## Exercise
Go through the material and tally the lines containing the string "pada". Give the total alone.
######
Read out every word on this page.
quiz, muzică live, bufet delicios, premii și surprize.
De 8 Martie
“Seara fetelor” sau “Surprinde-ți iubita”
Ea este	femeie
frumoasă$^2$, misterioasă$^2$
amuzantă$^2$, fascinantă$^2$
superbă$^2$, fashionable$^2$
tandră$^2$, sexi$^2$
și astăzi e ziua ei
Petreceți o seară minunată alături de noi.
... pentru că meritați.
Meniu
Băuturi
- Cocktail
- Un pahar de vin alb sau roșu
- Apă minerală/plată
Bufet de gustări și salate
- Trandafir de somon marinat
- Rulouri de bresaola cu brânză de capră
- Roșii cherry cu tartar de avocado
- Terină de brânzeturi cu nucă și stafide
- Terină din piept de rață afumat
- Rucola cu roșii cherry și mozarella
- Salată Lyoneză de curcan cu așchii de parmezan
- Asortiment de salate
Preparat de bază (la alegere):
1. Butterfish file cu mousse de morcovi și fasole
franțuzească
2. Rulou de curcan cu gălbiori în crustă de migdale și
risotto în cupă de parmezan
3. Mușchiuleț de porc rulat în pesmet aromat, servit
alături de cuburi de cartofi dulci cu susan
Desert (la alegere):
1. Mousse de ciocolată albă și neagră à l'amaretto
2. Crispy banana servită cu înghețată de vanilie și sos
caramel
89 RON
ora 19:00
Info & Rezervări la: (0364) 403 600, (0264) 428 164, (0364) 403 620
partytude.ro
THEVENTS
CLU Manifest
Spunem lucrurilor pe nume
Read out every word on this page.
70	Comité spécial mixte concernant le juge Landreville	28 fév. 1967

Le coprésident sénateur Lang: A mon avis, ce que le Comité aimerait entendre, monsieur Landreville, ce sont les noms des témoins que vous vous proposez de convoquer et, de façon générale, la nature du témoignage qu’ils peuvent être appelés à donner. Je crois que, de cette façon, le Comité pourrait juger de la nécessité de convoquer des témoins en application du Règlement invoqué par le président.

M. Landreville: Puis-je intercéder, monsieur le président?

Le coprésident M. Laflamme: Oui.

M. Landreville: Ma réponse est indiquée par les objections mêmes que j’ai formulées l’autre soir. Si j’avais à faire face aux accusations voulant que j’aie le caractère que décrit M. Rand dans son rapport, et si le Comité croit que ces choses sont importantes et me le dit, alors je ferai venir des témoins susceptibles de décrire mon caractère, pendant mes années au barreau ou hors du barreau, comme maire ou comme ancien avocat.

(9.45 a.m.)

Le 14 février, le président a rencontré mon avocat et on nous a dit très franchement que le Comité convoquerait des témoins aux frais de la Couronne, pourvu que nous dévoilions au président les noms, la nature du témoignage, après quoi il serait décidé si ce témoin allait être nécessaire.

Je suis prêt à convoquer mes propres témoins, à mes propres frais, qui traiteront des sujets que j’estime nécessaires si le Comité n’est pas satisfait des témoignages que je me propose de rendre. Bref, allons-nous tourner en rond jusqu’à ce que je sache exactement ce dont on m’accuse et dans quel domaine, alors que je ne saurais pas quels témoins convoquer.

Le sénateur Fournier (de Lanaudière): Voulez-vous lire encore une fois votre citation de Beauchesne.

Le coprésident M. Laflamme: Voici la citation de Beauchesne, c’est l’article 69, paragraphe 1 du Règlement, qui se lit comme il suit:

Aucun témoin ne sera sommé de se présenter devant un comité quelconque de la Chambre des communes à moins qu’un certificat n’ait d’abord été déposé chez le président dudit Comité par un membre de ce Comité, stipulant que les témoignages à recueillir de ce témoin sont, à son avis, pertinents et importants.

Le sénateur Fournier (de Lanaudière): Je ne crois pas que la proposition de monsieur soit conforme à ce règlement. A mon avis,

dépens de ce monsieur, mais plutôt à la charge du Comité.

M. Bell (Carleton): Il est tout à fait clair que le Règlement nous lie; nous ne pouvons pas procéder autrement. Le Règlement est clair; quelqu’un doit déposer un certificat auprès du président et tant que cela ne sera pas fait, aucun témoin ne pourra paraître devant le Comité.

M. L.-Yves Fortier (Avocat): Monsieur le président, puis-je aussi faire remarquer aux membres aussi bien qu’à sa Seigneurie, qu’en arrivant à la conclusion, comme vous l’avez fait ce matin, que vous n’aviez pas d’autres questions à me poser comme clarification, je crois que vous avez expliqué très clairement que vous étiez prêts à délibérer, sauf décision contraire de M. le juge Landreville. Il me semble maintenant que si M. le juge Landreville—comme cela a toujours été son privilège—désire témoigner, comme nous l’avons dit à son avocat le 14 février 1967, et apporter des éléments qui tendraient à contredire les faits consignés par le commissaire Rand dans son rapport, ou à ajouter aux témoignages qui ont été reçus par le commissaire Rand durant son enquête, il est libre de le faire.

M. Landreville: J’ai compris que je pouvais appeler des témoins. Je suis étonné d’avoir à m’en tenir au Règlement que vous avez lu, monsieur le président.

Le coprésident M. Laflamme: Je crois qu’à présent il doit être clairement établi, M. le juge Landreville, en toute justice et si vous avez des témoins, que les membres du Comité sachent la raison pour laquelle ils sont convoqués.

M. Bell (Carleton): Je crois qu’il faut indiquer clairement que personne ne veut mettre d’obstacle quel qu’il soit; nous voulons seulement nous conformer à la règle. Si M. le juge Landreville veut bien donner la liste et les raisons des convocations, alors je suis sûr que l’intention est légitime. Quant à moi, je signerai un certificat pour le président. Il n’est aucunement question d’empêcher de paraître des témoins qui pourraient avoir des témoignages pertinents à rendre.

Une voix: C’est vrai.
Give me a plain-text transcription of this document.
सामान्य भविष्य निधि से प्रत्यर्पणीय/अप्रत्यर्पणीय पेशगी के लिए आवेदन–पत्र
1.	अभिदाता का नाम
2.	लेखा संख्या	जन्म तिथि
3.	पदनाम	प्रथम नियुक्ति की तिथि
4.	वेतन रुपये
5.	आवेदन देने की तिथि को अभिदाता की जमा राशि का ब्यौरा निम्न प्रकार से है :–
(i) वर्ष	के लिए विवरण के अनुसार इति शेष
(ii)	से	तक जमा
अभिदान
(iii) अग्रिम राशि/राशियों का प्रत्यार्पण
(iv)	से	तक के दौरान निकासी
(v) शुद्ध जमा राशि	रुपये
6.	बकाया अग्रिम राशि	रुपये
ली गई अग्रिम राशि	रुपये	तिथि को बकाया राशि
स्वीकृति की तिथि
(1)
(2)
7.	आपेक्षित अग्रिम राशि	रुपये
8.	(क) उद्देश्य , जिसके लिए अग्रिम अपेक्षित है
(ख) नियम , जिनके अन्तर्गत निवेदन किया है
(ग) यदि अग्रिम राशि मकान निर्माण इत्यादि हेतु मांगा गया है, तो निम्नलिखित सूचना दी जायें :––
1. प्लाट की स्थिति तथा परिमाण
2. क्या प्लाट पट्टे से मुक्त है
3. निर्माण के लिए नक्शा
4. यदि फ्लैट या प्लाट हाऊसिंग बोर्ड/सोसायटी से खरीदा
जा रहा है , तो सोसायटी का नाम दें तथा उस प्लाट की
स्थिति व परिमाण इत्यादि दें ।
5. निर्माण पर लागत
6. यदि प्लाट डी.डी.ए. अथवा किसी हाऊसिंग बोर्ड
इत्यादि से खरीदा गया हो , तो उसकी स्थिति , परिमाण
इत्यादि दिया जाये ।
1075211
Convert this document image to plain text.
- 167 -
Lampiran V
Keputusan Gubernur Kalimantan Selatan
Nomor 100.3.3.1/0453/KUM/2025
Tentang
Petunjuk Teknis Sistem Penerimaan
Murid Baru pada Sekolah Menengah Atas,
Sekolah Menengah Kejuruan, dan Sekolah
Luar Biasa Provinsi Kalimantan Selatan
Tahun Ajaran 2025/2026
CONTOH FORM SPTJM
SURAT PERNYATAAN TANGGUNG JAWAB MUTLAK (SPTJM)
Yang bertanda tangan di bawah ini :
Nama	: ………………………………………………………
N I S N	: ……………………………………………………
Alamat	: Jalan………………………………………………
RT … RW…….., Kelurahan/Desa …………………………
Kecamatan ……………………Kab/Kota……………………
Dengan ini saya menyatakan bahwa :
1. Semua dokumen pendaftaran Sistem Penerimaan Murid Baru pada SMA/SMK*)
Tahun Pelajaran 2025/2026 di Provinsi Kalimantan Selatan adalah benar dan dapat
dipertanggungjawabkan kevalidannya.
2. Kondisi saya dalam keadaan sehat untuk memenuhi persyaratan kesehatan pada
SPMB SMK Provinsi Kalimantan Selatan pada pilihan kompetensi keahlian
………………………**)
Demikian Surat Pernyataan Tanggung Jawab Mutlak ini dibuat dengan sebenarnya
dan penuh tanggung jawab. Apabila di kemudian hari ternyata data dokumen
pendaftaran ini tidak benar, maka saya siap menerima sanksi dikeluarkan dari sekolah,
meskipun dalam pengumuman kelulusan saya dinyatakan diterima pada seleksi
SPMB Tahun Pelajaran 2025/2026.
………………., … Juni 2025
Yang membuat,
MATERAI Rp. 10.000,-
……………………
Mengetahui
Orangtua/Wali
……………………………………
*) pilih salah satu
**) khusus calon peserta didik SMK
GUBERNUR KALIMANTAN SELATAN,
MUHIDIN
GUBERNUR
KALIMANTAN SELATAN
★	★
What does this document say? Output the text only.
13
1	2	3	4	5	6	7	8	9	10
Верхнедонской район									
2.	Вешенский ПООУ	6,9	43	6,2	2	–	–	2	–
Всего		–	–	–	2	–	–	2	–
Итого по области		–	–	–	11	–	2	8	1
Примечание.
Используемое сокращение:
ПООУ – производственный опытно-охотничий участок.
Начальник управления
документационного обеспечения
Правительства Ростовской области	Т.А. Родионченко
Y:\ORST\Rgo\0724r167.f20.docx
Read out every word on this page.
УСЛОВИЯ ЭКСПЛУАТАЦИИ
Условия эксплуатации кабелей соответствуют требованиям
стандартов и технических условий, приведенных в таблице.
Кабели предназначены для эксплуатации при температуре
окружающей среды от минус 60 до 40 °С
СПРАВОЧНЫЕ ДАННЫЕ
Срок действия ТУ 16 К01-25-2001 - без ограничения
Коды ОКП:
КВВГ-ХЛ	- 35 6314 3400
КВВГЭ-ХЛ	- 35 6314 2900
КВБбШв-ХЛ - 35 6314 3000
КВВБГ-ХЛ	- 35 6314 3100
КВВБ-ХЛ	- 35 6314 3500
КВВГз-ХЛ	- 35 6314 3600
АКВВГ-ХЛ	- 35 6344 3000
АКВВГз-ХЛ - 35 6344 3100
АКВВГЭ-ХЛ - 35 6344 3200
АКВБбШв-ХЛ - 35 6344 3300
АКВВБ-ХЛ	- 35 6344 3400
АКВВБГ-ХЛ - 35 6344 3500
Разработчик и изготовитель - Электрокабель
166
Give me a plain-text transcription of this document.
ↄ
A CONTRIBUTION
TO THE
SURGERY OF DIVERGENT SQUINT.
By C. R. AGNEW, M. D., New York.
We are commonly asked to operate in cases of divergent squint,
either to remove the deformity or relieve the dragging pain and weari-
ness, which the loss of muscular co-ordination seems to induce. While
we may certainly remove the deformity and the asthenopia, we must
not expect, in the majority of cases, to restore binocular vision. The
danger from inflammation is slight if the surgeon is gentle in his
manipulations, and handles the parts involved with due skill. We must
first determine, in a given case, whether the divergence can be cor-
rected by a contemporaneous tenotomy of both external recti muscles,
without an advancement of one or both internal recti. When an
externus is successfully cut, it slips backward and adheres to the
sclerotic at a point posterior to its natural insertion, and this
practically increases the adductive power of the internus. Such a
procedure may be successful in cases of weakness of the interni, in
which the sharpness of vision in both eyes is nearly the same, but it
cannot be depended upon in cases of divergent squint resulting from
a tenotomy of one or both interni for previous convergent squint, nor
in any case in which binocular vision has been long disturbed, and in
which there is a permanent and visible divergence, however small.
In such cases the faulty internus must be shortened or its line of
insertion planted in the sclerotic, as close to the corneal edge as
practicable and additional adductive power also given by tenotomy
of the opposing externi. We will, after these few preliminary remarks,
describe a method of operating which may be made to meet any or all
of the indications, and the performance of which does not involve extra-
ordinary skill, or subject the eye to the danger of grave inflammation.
######
## Output of the exercise
5